Items listed in a dataset:

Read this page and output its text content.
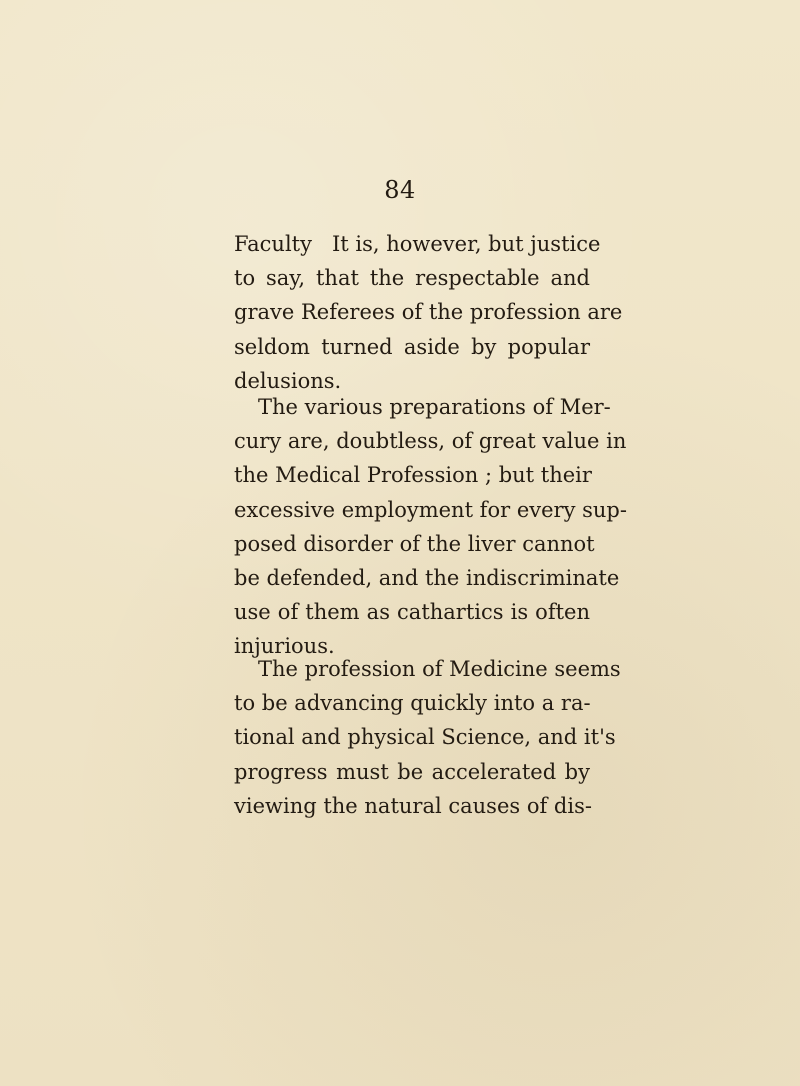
84
Faculty It is, however, but justice
to say, that the respectable and
grave Referees of the profession are
seldom turned aside by popular
delusions.
The various preparations of Mer-
cury are, doubtless, of great value in
the Medical Profession ; but their
excessive employment for every sup-
posed disorder of the liver cannot
be defended, and the indiscriminate
use of them as cathartics is often
injurious.
The profession of Medicine seems
to be advancing quickly into a ra-
tional and physical Science, and it's
progress must be accelerated by
viewing the natural causes of dis-
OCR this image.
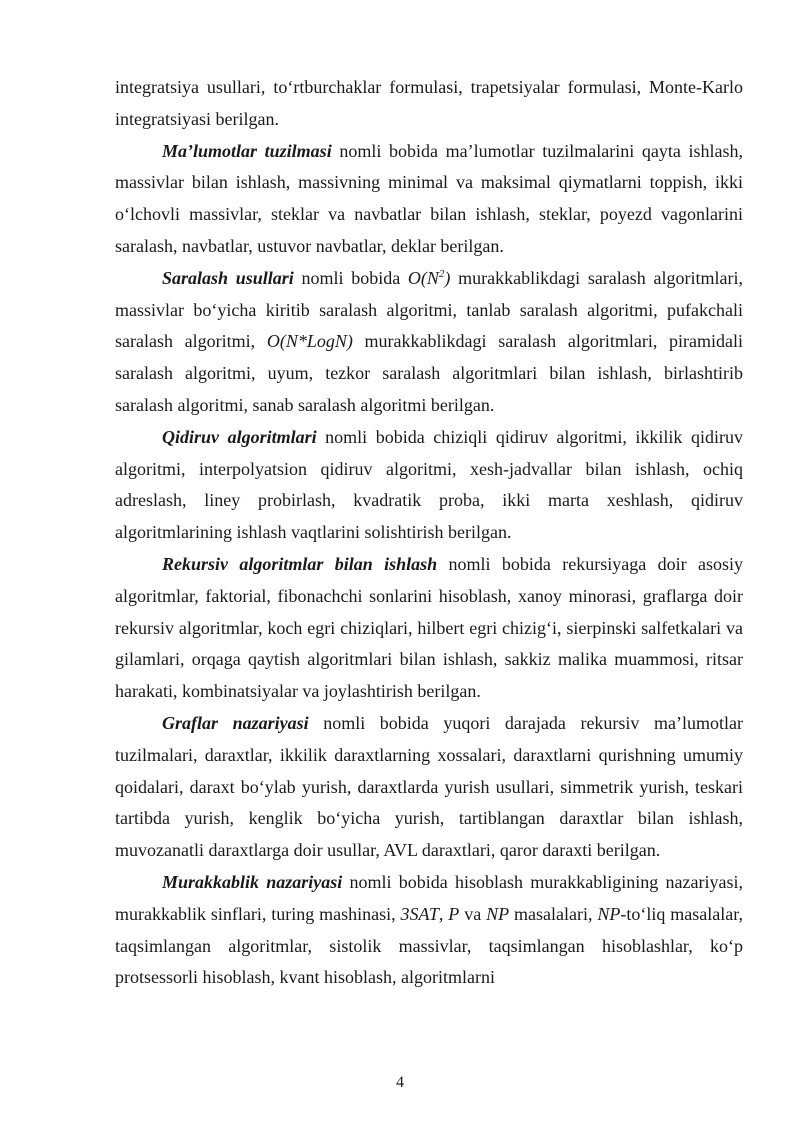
integratsiya usullari, to‘rtburchaklar formulasi, trapetsiyalar formulasi, Monte-Karlo integratsiyasi berilgan.

Ma’lumotlar tuzilmasi nomli bobida ma’lumotlar tuzilmalarini qayta ishlash, massivlar bilan ishlash, massivning minimal va maksimal qiymatlarni toppish, ikki o‘lchovli massivlar, steklar va navbatlar bilan ishlash, steklar, poyezd vagonlarini saralash, navbatlar, ustuvor navbatlar, deklar berilgan.

Saralash usullari nomli bobida $O(N^2)$ murakkablikdagi saralash algoritmlari, massivlar bo‘yicha kiritib saralash algoritmi, tanlab saralash algoritmi, pufakchali saralash algoritmi, O(N*LogN) murakkablikdagi saralash algoritmlari, piramidali saralash algoritmi, uyum, tezkor saralash algoritmlari bilan ishlash, birlashtirib saralash algoritmi, sanab saralash algoritmi berilgan.

Qidiruv algoritmlari nomli bobida chiziqli qidiruv algoritmi, ikkilik qidiruv algoritmi, interpolyatsion qidiruv algoritmi, xesh-jadvallar bilan ishlash, ochiq adreslash, liney probirlash, kvadratik proba, ikki marta xeshlash, qidiruv algoritmlarining ishlash vaqtlarini solishtirish berilgan.

Rekursiv algoritmlar bilan ishlash nomli bobida rekursiyaga doir asosiy algoritmlar, faktorial, fibonachchi sonlarini hisoblash, xanoy minorasi, graflarga doir rekursiv algoritmlar, koch egri chiziqlari, hilbert egri chizig‘i, sierpinski salfetkalari va gilamlari, orqaga qaytish algoritmlari bilan ishlash, sakkiz malika muammosi, ritsar harakati, kombinatsiyalar va joylashtirish berilgan.

Graflar nazariyasi nomli bobida yuqori darajada rekursiv ma’lumotlar tuzilmalari, daraxtlar, ikkilik daraxtlarning xossalari, daraxtlarni qurishning umumiy qoidalari, daraxt bo‘ylab yurish, daraxtlarda yurish usullari, simmetrik yurish, teskari tartibda yurish, kenglik bo‘yicha yurish, tartiblangan daraxtlar bilan ishlash, muvozanatli daraxtlarga doir usullar, AVL daraxtlari, qaror daraxti berilgan.

Murakkablik nazariyasi nomli bobida hisoblash murakkabligining nazariyasi, murakkablik sinflari, turing mashinasi, 3SAT, P va NP masalalari, NP-to‘liq masalalar, taqsimlangan algoritmlar, sistolik massivlar, taqsimlangan hisoblashlar, ko‘p protsessorli hisoblash, kvant hisoblash, algoritmlarni

4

## Exercise task
Select and copy every line of the material that holds the string "this".

## Answer
Read this page and output its text content.
OCR this image.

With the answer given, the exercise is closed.